WRITTEN PROBLEM = Retype the complete listing exactly as it appears.

DATASET ENTRIES =
+++
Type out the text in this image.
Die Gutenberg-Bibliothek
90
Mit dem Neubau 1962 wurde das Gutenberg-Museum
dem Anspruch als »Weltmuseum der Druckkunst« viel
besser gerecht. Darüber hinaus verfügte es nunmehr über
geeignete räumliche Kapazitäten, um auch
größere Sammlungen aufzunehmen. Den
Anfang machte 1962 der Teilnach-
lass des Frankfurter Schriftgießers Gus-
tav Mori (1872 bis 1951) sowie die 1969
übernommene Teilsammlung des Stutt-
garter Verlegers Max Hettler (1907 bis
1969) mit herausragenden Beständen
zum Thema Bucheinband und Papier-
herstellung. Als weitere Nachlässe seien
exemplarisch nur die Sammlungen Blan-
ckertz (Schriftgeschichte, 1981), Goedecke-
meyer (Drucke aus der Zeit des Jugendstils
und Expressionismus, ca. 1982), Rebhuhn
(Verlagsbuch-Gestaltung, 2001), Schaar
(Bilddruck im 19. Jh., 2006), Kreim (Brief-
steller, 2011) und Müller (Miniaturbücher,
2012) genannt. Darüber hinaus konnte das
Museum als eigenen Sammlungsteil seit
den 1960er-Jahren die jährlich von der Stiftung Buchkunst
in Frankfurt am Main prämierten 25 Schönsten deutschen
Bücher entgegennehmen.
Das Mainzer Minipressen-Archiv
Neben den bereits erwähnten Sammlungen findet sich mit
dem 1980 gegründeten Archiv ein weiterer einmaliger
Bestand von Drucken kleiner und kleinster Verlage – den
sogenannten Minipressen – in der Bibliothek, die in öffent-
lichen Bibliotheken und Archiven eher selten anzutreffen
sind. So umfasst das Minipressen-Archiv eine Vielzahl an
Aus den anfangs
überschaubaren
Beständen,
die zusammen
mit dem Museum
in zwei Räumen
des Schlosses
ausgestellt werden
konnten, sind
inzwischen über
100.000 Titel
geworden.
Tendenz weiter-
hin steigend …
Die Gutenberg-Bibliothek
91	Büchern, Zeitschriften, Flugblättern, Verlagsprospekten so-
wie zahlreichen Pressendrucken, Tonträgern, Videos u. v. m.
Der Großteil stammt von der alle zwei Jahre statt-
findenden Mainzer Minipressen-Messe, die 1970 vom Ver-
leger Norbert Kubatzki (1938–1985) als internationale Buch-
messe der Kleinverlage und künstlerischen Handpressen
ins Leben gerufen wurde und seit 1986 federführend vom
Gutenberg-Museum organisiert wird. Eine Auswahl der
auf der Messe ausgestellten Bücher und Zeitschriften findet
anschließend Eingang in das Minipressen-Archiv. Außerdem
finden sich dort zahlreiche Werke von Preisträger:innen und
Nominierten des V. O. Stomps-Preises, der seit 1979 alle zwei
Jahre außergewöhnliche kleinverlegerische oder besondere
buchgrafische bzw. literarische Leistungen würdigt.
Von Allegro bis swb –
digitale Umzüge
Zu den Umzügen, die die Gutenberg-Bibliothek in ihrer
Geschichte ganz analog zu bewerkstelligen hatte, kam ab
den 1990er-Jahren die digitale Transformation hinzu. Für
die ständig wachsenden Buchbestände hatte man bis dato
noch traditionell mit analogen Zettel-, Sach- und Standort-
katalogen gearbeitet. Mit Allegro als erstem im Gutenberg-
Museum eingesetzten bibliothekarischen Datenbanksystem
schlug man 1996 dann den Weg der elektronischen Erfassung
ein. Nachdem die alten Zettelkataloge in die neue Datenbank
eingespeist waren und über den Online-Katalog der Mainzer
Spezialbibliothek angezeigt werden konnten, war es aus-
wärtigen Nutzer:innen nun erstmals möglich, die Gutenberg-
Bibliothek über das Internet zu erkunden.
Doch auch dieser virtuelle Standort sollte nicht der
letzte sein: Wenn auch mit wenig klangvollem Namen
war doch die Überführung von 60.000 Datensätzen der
+++
COMPLETE OUTPUT =
Type out the text in this image.
Die Gutenberg-Bibliothek
90
Mit dem Neubau 1962 wurde das Gutenberg-Museum
dem Anspruch als »Weltmuseum der Druckkunst« viel
besser gerecht. Darüber hinaus verfügte es nunmehr über
geeignete räumliche Kapazitäten, um auch
größere Sammlungen aufzunehmen. Den
Anfang machte 1962 der Teilnach-
lass des Frankfurter Schriftgießers Gus-
tav Mori (1872 bis 1951) sowie die 1969
übernommene Teilsammlung des Stutt-
garter Verlegers Max Hettler (1907 bis
1969) mit herausragenden Beständen
zum Thema Bucheinband und Papier-
herstellung. Als weitere Nachlässe seien
exemplarisch nur die Sammlungen Blan-
ckertz (Schriftgeschichte, 1981), Goedecke-
meyer (Drucke aus der Zeit des Jugendstils
und Expressionismus, ca. 1982), Rebhuhn
(Verlagsbuch-Gestaltung, 2001), Schaar
(Bilddruck im 19. Jh., 2006), Kreim (Brief-
steller, 2011) und Müller (Miniaturbücher,
2012) genannt. Darüber hinaus konnte das
Museum als eigenen Sammlungsteil seit
den 1960er-Jahren die jährlich von der Stiftung Buchkunst
in Frankfurt am Main prämierten 25 Schönsten deutschen
Bücher entgegennehmen.
Das Mainzer Minipressen-Archiv
Neben den bereits erwähnten Sammlungen findet sich mit
dem 1980 gegründeten Archiv ein weiterer einmaliger
Bestand von Drucken kleiner und kleinster Verlage – den
sogenannten Minipressen – in der Bibliothek, die in öffent-
lichen Bibliotheken und Archiven eher selten anzutreffen
sind. So umfasst das Minipressen-Archiv eine Vielzahl an
Aus den anfangs
überschaubaren
Beständen,
die zusammen
mit dem Museum
in zwei Räumen
des Schlosses
ausgestellt werden
konnten, sind
inzwischen über
100.000 Titel
geworden.
Tendenz weiter-
hin steigend …
Die Gutenberg-Bibliothek
91	Büchern, Zeitschriften, Flugblättern, Verlagsprospekten so-
wie zahlreichen Pressendrucken, Tonträgern, Videos u. v. m.
Der Großteil stammt von der alle zwei Jahre statt-
findenden Mainzer Minipressen-Messe, die 1970 vom Ver-
leger Norbert Kubatzki (1938–1985) als internationale Buch-
messe der Kleinverlage und künstlerischen Handpressen
ins Leben gerufen wurde und seit 1986 federführend vom
Gutenberg-Museum organisiert wird. Eine Auswahl der
auf der Messe ausgestellten Bücher und Zeitschriften findet
anschließend Eingang in das Minipressen-Archiv. Außerdem
finden sich dort zahlreiche Werke von Preisträger:innen und
Nominierten des V. O. Stomps-Preises, der seit 1979 alle zwei
Jahre außergewöhnliche kleinverlegerische oder besondere
buchgrafische bzw. literarische Leistungen würdigt.
Von Allegro bis swb –
digitale Umzüge
Zu den Umzügen, die die Gutenberg-Bibliothek in ihrer
Geschichte ganz analog zu bewerkstelligen hatte, kam ab
den 1990er-Jahren die digitale Transformation hinzu. Für
die ständig wachsenden Buchbestände hatte man bis dato
noch traditionell mit analogen Zettel-, Sach- und Standort-
katalogen gearbeitet. Mit Allegro als erstem im Gutenberg-
Museum eingesetzten bibliothekarischen Datenbanksystem
schlug man 1996 dann den Weg der elektronischen Erfassung
ein. Nachdem die alten Zettelkataloge in die neue Datenbank
eingespeist waren und über den Online-Katalog der Mainzer
Spezialbibliothek angezeigt werden konnten, war es aus-
wärtigen Nutzer:innen nun erstmals möglich, die Gutenberg-
Bibliothek über das Internet zu erkunden.
Doch auch dieser virtuelle Standort sollte nicht der
letzte sein: Wenn auch mit wenig klangvollem Namen
war doch die Überführung von 60.000 Datensätzen der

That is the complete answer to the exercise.